Exercise brief:
Below are records; count the lines in them that hold "management" and give only the count.

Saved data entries

================

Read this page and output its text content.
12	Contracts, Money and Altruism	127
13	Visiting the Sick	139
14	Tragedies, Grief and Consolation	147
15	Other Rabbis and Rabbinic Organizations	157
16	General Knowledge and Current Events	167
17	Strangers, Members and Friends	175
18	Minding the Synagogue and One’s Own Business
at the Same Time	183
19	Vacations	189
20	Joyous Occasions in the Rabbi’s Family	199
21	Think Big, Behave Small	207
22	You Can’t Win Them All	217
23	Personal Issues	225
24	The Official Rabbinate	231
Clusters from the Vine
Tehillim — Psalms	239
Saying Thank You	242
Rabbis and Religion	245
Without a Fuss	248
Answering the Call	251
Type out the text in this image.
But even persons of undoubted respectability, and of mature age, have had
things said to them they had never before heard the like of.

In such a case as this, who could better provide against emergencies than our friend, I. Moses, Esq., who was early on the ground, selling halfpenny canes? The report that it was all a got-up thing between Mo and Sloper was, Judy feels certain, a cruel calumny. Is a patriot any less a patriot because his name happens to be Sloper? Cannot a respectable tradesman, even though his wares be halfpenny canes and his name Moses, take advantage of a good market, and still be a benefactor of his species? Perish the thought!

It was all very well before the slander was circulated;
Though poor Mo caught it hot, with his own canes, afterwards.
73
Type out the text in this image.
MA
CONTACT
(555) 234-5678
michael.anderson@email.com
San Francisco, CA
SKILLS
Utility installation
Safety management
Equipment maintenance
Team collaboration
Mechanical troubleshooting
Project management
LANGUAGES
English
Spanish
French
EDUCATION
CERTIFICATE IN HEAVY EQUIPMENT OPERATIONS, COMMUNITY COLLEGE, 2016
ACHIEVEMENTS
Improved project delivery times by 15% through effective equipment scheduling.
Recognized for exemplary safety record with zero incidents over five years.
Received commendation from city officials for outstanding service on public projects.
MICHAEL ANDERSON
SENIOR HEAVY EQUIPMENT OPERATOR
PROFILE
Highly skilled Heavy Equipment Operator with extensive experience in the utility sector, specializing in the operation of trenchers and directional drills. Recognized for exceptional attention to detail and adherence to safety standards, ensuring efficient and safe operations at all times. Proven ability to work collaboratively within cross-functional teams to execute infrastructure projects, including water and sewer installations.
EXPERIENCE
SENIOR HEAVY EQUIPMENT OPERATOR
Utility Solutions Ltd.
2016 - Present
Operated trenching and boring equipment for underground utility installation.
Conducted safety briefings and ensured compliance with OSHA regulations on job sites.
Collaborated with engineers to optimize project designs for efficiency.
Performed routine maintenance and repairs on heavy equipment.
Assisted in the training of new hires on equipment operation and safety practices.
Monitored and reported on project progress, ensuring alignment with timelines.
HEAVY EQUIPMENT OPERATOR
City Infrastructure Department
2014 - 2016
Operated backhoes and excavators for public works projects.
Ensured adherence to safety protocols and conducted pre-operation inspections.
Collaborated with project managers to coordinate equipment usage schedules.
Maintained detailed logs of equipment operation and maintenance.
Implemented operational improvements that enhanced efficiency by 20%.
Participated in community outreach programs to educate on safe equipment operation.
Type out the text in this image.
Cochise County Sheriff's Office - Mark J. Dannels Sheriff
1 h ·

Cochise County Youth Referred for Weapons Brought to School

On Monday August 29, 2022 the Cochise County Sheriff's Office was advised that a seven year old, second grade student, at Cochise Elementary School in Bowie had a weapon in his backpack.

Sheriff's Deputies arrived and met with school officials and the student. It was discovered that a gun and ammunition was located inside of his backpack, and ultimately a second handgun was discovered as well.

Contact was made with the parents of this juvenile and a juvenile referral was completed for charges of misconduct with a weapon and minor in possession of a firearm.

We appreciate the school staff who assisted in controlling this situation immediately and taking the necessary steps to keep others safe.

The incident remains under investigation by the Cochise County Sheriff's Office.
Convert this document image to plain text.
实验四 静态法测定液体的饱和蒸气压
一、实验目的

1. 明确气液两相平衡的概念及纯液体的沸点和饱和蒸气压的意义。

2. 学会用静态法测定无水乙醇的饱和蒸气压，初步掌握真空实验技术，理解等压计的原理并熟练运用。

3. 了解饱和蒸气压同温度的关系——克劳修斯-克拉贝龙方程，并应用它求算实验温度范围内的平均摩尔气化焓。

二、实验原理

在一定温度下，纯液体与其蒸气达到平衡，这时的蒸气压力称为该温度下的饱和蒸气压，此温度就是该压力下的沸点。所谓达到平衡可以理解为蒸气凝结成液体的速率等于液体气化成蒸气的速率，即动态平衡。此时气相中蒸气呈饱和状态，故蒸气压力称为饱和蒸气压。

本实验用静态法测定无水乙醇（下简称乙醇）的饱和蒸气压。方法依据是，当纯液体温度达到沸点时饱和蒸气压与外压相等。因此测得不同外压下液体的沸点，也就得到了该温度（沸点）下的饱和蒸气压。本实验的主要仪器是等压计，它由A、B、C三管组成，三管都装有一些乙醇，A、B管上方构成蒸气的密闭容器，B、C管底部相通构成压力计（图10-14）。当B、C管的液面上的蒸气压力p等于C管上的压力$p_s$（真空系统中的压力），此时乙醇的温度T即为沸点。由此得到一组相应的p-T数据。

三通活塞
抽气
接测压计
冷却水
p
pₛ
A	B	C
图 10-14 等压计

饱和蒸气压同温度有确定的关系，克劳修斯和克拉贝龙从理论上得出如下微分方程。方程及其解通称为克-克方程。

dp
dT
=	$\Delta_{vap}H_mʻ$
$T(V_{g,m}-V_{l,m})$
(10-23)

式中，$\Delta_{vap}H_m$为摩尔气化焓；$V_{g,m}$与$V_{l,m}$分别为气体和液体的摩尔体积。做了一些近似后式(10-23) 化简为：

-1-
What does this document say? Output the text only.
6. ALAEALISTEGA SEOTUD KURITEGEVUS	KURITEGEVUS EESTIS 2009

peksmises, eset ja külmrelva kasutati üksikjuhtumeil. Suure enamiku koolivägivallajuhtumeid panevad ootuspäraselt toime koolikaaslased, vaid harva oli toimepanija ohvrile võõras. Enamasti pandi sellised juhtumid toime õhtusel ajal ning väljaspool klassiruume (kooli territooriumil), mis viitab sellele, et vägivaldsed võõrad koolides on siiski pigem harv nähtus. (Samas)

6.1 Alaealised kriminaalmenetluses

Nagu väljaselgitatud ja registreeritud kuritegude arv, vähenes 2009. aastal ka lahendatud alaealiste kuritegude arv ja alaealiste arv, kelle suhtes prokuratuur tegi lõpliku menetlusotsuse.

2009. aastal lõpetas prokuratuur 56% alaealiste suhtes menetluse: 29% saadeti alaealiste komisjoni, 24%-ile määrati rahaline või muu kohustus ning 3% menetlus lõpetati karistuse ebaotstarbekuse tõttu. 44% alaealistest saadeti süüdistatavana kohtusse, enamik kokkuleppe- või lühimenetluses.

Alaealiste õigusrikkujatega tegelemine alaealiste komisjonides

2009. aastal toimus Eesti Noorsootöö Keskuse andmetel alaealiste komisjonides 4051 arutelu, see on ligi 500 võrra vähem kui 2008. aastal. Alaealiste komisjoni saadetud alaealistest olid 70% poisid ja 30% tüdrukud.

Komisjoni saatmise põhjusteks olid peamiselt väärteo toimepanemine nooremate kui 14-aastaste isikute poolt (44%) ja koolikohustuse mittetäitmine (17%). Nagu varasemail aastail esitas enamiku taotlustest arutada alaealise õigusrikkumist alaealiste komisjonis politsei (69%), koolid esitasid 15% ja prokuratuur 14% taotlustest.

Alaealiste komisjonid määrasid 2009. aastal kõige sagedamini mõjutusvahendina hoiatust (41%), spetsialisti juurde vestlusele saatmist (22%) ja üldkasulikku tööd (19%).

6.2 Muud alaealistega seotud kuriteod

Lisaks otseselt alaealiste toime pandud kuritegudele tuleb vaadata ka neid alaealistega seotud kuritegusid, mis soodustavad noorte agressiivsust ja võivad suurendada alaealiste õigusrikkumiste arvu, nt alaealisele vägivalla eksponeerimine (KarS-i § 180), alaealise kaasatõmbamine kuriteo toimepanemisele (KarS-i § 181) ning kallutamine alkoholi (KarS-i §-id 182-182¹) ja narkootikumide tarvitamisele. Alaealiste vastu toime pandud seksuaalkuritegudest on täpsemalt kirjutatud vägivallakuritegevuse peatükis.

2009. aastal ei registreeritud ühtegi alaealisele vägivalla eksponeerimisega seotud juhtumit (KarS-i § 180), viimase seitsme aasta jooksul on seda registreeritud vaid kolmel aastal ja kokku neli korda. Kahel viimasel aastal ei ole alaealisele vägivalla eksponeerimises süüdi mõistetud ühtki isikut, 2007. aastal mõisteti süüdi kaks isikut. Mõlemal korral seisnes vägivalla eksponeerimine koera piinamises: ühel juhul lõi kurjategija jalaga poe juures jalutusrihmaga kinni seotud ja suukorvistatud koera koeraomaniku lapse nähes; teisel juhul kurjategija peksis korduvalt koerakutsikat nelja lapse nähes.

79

================

Problem solution:
2